(begin)

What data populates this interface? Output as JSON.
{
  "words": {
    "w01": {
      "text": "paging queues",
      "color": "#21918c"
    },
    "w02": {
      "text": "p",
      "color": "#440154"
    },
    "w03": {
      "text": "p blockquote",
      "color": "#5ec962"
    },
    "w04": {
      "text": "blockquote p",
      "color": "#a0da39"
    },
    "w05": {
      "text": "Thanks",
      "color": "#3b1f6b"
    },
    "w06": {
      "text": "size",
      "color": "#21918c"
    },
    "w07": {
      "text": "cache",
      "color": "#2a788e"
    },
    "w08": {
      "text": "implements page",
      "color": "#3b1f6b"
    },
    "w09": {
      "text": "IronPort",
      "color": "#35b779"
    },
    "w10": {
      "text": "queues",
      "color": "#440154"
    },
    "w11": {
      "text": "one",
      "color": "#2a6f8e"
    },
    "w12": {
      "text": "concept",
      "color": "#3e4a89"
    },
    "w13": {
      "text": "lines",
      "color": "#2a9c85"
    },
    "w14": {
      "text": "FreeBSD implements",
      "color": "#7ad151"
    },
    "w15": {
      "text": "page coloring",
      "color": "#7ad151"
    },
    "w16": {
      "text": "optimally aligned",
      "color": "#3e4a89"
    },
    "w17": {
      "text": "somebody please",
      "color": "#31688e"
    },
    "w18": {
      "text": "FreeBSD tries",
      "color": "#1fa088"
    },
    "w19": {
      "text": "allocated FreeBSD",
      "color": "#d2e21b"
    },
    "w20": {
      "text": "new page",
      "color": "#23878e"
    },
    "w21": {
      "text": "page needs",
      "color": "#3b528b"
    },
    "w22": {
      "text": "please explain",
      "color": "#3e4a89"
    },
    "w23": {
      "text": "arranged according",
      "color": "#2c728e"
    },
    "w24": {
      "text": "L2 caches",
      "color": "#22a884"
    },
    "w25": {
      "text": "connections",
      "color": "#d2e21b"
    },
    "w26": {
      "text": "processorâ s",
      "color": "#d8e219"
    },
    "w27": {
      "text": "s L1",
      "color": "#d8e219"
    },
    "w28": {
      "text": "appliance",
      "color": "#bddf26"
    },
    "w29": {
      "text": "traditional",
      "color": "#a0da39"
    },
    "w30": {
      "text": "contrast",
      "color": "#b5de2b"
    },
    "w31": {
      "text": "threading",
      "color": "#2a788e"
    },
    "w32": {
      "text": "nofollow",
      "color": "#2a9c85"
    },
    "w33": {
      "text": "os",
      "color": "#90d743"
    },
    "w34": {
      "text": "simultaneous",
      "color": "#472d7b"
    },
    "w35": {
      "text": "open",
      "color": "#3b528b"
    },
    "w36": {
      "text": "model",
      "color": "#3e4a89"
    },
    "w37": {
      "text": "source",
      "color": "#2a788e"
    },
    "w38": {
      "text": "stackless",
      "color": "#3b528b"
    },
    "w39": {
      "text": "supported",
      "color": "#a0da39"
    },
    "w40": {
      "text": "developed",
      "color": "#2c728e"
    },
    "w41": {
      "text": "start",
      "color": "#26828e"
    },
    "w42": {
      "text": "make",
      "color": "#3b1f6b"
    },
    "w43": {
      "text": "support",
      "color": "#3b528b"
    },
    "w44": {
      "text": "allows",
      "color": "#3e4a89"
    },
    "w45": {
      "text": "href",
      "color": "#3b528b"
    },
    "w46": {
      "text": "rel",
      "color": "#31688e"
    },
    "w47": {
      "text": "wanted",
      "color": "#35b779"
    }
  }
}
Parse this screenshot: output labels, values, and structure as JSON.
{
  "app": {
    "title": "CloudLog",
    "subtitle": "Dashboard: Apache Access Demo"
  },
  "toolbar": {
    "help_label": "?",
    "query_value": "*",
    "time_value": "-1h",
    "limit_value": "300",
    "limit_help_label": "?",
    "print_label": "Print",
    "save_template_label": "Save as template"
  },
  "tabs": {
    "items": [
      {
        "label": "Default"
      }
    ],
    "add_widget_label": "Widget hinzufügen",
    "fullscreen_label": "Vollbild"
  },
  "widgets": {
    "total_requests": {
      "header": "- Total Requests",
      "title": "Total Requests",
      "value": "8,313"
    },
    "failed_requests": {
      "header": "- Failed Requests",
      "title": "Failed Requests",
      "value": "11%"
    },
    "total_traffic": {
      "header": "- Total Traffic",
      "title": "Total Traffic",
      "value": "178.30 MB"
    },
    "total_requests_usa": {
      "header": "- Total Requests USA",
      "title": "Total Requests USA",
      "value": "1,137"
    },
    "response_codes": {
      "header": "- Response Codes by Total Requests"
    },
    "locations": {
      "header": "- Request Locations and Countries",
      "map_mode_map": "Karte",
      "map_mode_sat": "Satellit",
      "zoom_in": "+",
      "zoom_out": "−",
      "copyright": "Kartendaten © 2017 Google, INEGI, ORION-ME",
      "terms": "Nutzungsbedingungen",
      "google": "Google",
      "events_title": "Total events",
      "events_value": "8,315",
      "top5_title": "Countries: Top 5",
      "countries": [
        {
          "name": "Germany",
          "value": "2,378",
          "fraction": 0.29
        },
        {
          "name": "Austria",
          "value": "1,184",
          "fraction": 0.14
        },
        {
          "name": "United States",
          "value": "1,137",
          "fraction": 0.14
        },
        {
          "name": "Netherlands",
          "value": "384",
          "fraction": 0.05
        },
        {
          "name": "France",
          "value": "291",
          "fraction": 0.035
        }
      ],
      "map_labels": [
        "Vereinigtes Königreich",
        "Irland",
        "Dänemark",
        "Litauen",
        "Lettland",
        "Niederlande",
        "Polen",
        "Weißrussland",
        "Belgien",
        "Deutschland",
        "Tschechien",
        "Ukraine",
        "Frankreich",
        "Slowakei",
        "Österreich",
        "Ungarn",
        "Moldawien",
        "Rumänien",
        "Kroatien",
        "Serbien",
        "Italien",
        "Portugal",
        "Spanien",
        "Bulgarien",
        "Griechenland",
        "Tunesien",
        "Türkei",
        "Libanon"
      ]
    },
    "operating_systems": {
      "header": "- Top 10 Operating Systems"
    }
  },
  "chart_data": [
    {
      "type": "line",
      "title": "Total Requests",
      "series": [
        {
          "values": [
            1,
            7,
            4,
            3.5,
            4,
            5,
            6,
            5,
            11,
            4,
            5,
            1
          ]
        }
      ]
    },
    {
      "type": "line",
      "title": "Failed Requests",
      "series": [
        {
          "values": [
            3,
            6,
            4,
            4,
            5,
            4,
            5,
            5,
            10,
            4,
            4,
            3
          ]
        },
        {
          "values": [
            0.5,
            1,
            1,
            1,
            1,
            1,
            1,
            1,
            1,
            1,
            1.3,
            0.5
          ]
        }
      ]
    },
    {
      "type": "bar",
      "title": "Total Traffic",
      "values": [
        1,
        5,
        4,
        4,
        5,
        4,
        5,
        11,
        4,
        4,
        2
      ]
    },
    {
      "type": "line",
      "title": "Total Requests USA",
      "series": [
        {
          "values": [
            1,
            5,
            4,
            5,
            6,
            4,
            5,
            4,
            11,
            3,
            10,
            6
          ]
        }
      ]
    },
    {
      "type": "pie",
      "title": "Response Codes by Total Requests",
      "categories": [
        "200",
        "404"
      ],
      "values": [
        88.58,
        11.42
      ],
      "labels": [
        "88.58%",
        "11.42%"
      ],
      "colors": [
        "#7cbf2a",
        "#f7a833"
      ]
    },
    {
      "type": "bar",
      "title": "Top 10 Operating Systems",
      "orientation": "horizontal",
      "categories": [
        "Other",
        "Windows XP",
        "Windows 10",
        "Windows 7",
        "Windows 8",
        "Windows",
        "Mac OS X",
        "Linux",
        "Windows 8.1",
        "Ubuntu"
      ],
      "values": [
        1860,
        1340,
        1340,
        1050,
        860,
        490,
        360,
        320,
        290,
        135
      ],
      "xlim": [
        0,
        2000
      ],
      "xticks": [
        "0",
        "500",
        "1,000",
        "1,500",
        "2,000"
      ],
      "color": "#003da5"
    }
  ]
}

(end)

== Requirement ==
Give every line of the material that includes the string "page".

== Output for this exercise ==
      "text": "implements page",
      "text": "page coloring",
      "text": "new page",
      "text": "page needs",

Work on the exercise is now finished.